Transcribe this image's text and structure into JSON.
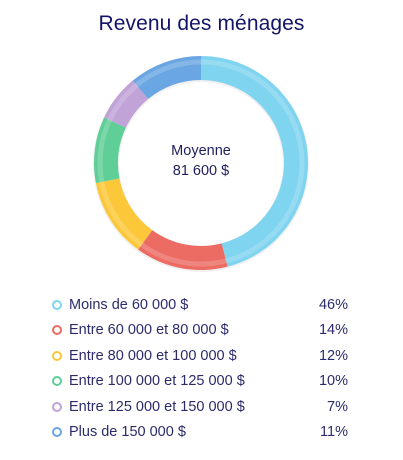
{
  "chart_data": {
    "type": "pie",
    "title": "Revenu des ménages",
    "center": {
      "label": "Moyenne",
      "value": "81 600 $"
    },
    "categories": [
      "Moins de 60 000 $",
      "Entre 60 000 et 80 000 $",
      "Entre 80 000 et 100 000 $",
      "Entre 100 000 et 125 000 $",
      "Entre 125 000 et 150 000 $",
      "Plus de 150 000 $"
    ],
    "values": [
      46,
      14,
      12,
      10,
      7,
      11
    ],
    "value_labels": [
      "46%",
      "14%",
      "12%",
      "10%",
      "7%",
      "11%"
    ],
    "colors": [
      "#7fd4f0",
      "#ec6b63",
      "#fcc83a",
      "#5fcf97",
      "#c1a3d8",
      "#6aa6e2"
    ],
    "legend_placement": "bottom",
    "grid": false
  }
}
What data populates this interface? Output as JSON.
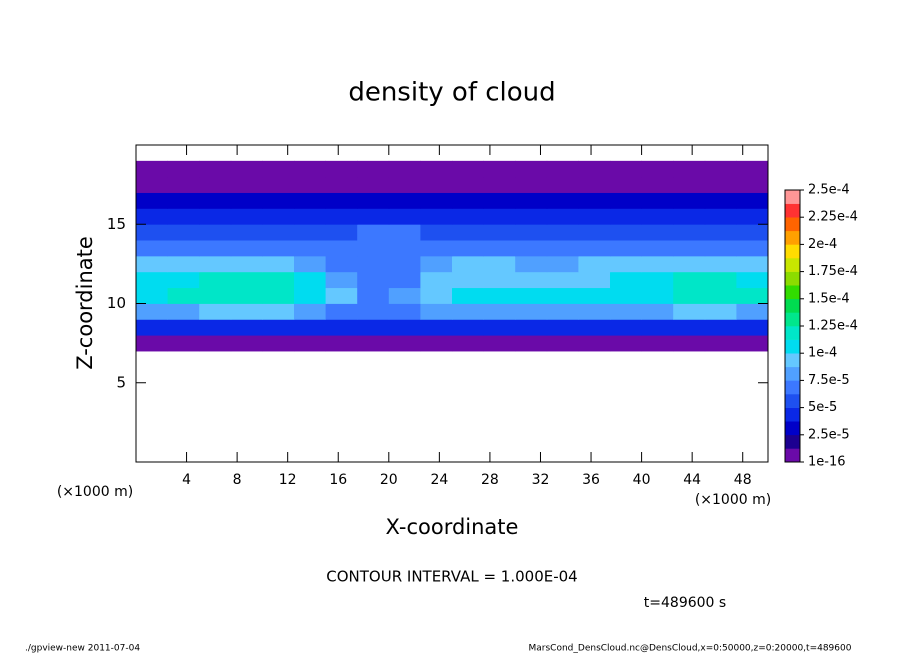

▶ [Exercise prompt]
Restate the whole of the material word for word without the pictures.

▶ [Full solution]
Transcribe this image's text and structure into JSON.
{
  "chart_data": {
    "type": "pie",
    "title": "Revenu des ménages",
    "center": {
      "label": "Moyenne",
      "value": "81 600 $"
    },
    "categories": [
      "Moins de 60 000 $",
      "Entre 60 000 et 80 000 $",
      "Entre 80 000 et 100 000 $",
      "Entre 100 000 et 125 000 $",
      "Entre 125 000 et 150 000 $",
      "Plus de 150 000 $"
    ],
    "values": [
      46,
      14,
      12,
      10,
      7,
      11
    ],
    "value_labels": [
      "46%",
      "14%",
      "12%",
      "10%",
      "7%",
      "11%"
    ],
    "colors": [
      "#7fd4f0",
      "#ec6b63",
      "#fcc83a",
      "#5fcf97",
      "#c1a3d8",
      "#6aa6e2"
    ],
    "legend_placement": "bottom",
    "grid": false
  }
}
What data populates this interface? Output as JSON.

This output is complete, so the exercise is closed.